**EXERCISE PROMPT:**
Copy the data below exactly, omitting any picture it contains.

**DATA PROVIDED:**
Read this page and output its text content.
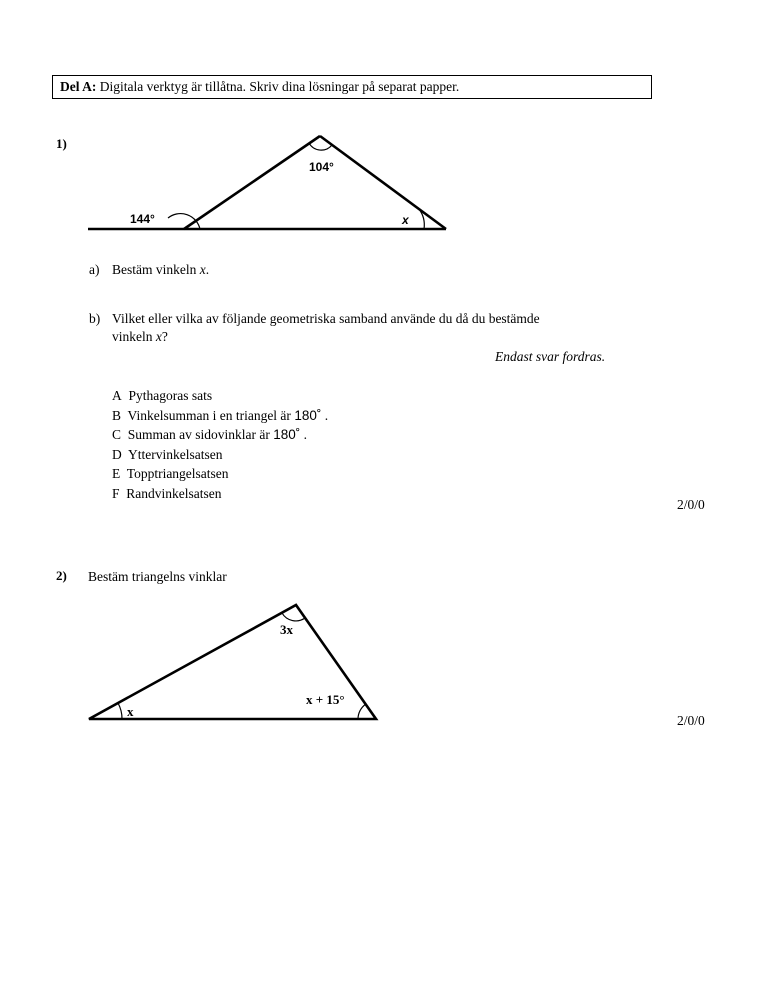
Del A: Digitala verktyg är tillåtna. Skriv dina lösningar på separat papper.
1)
104°
144°	x
a) Bestäm vinkeln x.
b) Vilket eller vilka av följande geometriska samband använde du då du bestämde
vinkeln x?
Endast svar fordras.
A Pythagoras sats
B Vinkelsumman i en triangel är 180˚ .
C Summan av sidovinklar är 180˚ .
D Yttervinkelsatsen
E Topptriangelsatsen
F Randvinkelsatsen
2/0/0
2) Bestäm triangelns vinklar
3x
x + 15°
x
2/0/0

**ANSWER TO THIS PROBLEM:**
Read this page and output its text content.
Del A: Digitala verktyg är tillåtna. Skriv dina lösningar på separat papper.
1)
104°
144°	x
a) Bestäm vinkeln x.
b) Vilket eller vilka av följande geometriska samband använde du då du bestämde
vinkeln x?
Endast svar fordras.
A Pythagoras sats
B Vinkelsumman i en triangel är 180˚ .
C Summan av sidovinklar är 180˚ .
D Yttervinkelsatsen
E Topptriangelsatsen
F Randvinkelsatsen
2/0/0
2) Bestäm triangelns vinklar
3x
x + 15°
x
2/0/0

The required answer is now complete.